**Aim of the exercise**
Copy out all lines in the data below containing the string "Datenbereiche".

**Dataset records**
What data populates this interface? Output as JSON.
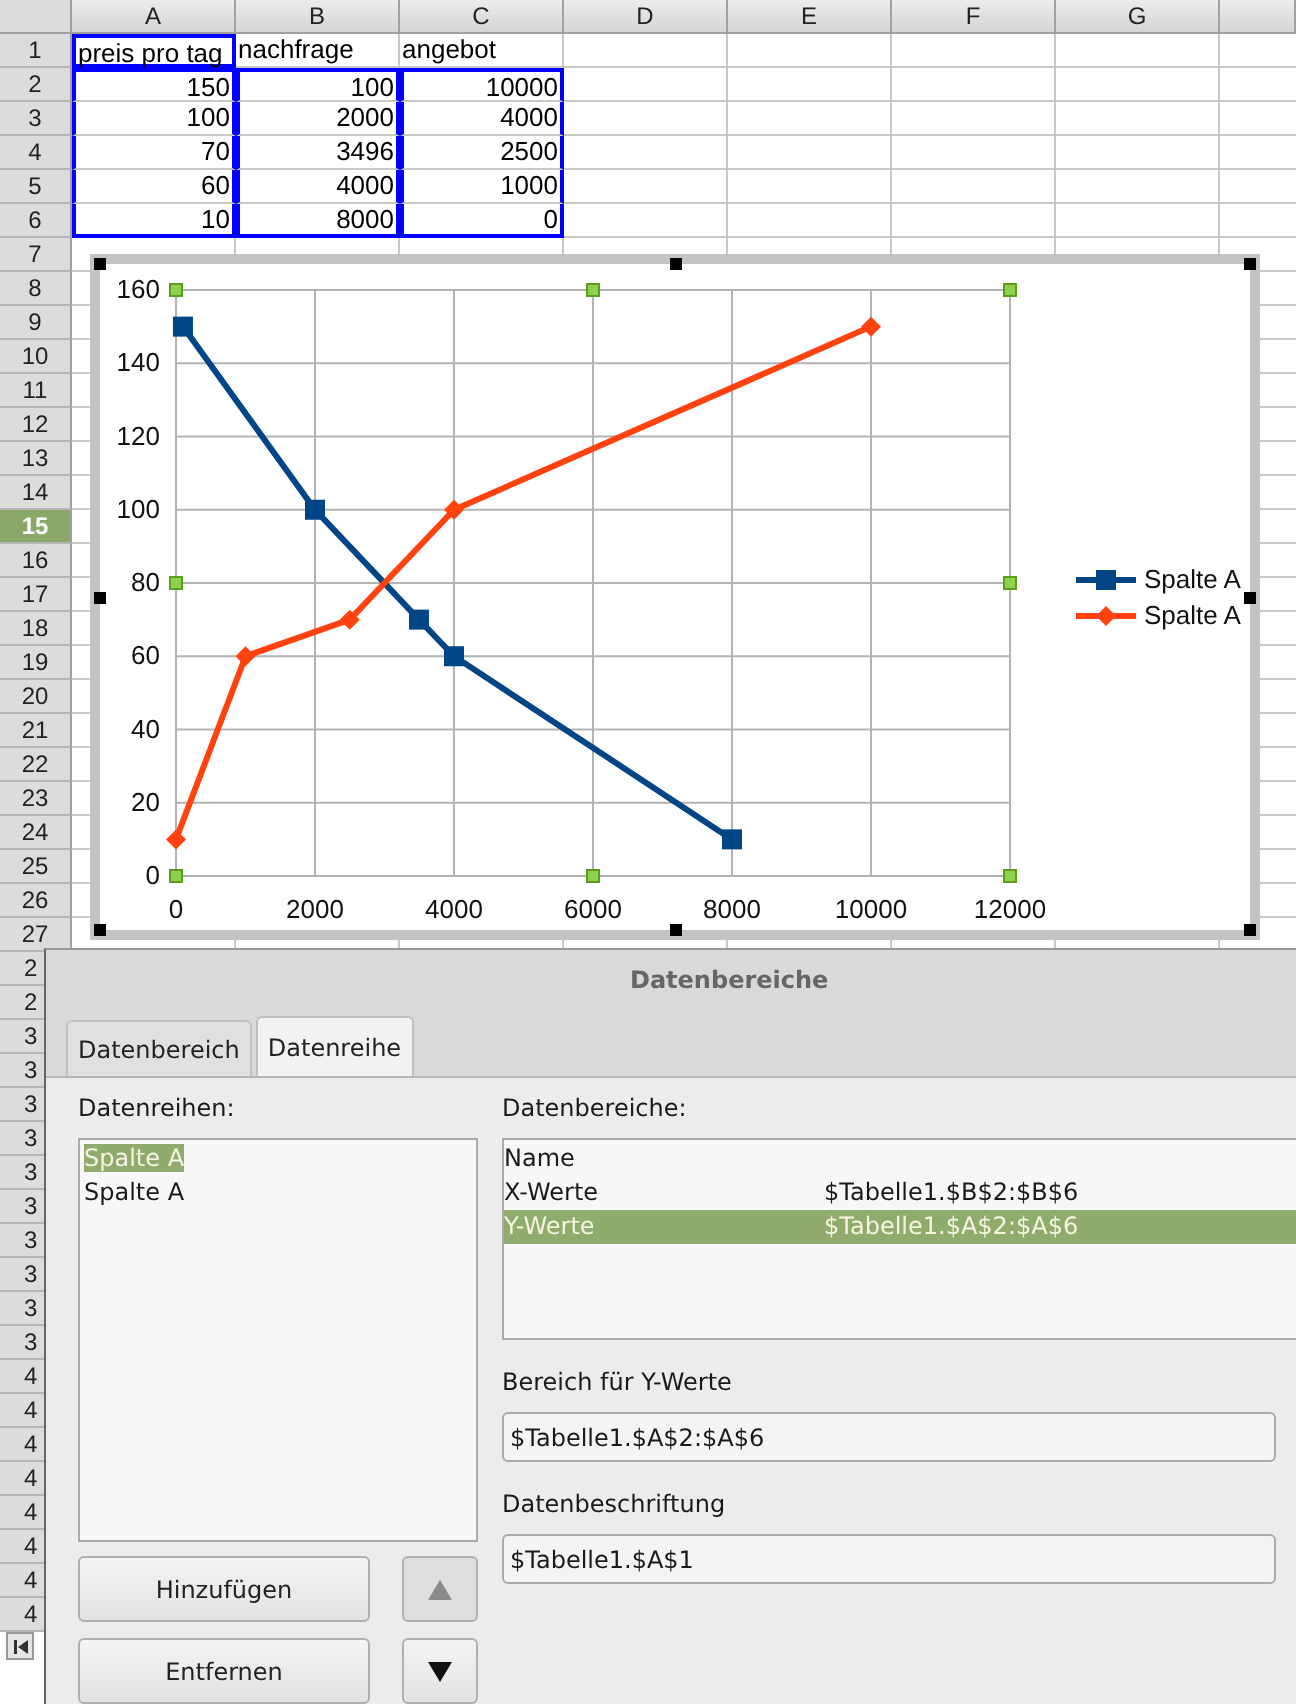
{
  "sheet": {
    "columns": [
      {
        "label": "A"
      },
      {
        "label": "B"
      },
      {
        "label": "C"
      },
      {
        "label": "D"
      },
      {
        "label": "E"
      },
      {
        "label": "F"
      },
      {
        "label": "G"
      }
    ],
    "rows": [
      {
        "label": "1",
        "selected": false,
        "cells": [
          {
            "value": "preis pro tag",
            "kind": "text",
            "highlighted": true
          },
          {
            "value": "nachfrage",
            "kind": "text",
            "highlighted": false
          },
          {
            "value": "angebot",
            "kind": "text",
            "highlighted": false
          }
        ]
      },
      {
        "label": "2",
        "selected": false,
        "cells": [
          {
            "value": "150",
            "kind": "number",
            "highlighted": true
          },
          {
            "value": "100",
            "kind": "number",
            "highlighted": true
          },
          {
            "value": "10000",
            "kind": "number",
            "highlighted": true
          }
        ]
      },
      {
        "label": "3",
        "selected": false,
        "cells": [
          {
            "value": "100",
            "kind": "number",
            "highlighted": true
          },
          {
            "value": "2000",
            "kind": "number",
            "highlighted": true
          },
          {
            "value": "4000",
            "kind": "number",
            "highlighted": true
          }
        ]
      },
      {
        "label": "4",
        "selected": false,
        "cells": [
          {
            "value": "70",
            "kind": "number",
            "highlighted": true
          },
          {
            "value": "3496",
            "kind": "number",
            "highlighted": true
          },
          {
            "value": "2500",
            "kind": "number",
            "highlighted": true
          }
        ]
      },
      {
        "label": "5",
        "selected": false,
        "cells": [
          {
            "value": "60",
            "kind": "number",
            "highlighted": true
          },
          {
            "value": "4000",
            "kind": "number",
            "highlighted": true
          },
          {
            "value": "1000",
            "kind": "number",
            "highlighted": true
          }
        ]
      },
      {
        "label": "6",
        "selected": false,
        "cells": [
          {
            "value": "10",
            "kind": "number",
            "highlighted": true
          },
          {
            "value": "8000",
            "kind": "number",
            "highlighted": true
          },
          {
            "value": "0",
            "kind": "number",
            "highlighted": true
          }
        ]
      },
      {
        "label": "7",
        "selected": false
      },
      {
        "label": "8",
        "selected": false
      },
      {
        "label": "9",
        "selected": false
      },
      {
        "label": "10",
        "selected": false
      },
      {
        "label": "11",
        "selected": false
      },
      {
        "label": "12",
        "selected": false
      },
      {
        "label": "13",
        "selected": false
      },
      {
        "label": "14",
        "selected": false
      },
      {
        "label": "15",
        "selected": true
      },
      {
        "label": "16",
        "selected": false
      },
      {
        "label": "17",
        "selected": false
      },
      {
        "label": "18",
        "selected": false
      },
      {
        "label": "19",
        "selected": false
      },
      {
        "label": "20",
        "selected": false
      },
      {
        "label": "21",
        "selected": false
      },
      {
        "label": "22",
        "selected": false
      },
      {
        "label": "23",
        "selected": false
      },
      {
        "label": "24",
        "selected": false
      },
      {
        "label": "25",
        "selected": false
      },
      {
        "label": "26",
        "selected": false
      },
      {
        "label": "27",
        "selected": false
      }
    ],
    "cut_row_labels": [
      "2",
      "2",
      "3",
      "3",
      "3",
      "3",
      "3",
      "3",
      "3",
      "3",
      "3",
      "3",
      "4",
      "4",
      "4",
      "4",
      "4",
      "4",
      "4",
      "4"
    ]
  },
  "chart": {
    "chart_data": {
      "type": "line",
      "grid": true,
      "xlim": [
        0,
        12000
      ],
      "ylim": [
        0,
        160
      ],
      "xticks": [
        0,
        2000,
        4000,
        6000,
        8000,
        10000,
        12000
      ],
      "yticks": [
        0,
        20,
        40,
        60,
        80,
        100,
        120,
        140,
        160
      ],
      "series": [
        {
          "name": "Spalte A",
          "color": "#004586",
          "marker": "square",
          "x": [
            100,
            2000,
            3496,
            4000,
            8000
          ],
          "values": [
            150,
            100,
            70,
            60,
            10
          ]
        },
        {
          "name": "Spalte A",
          "color": "#ff420e",
          "marker": "diamond",
          "x": [
            10000,
            4000,
            2500,
            1000,
            0
          ],
          "values": [
            150,
            100,
            70,
            60,
            10
          ]
        }
      ]
    }
  },
  "dialog": {
    "title": "Datenbereiche",
    "tabs": [
      {
        "label": "Datenbereich",
        "selected": false
      },
      {
        "label": "Datenreihe",
        "selected": true
      }
    ],
    "series_label": "Datenreihen:",
    "series": [
      {
        "label": "Spalte A",
        "selected": true
      },
      {
        "label": "Spalte A",
        "selected": false
      }
    ],
    "ranges_label": "Datenbereiche:",
    "ranges": [
      {
        "role": "Name",
        "selected": false
      },
      {
        "role": "X-Werte",
        "range": "$Tabelle1.$B$2:$B$6",
        "selected": false
      },
      {
        "role": "Y-Werte",
        "range": "$Tabelle1.$A$2:$A$6",
        "selected": true
      }
    ],
    "range_field": {
      "label": "Bereich für Y-Werte",
      "value": "$Tabelle1.$A$2:$A$6"
    },
    "label_field": {
      "label": "Datenbeschriftung",
      "value": "$Tabelle1.$A$1"
    },
    "buttons": [
      {
        "label": "Hinzufügen"
      },
      {
        "label": "Entfernen"
      }
    ],
    "move_up": {
      "disabled": true
    },
    "move_down": {
      "disabled": false
    }
  }
}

**Result**
    "title": "Datenbereiche",
    "ranges_label": "Datenbereiche:",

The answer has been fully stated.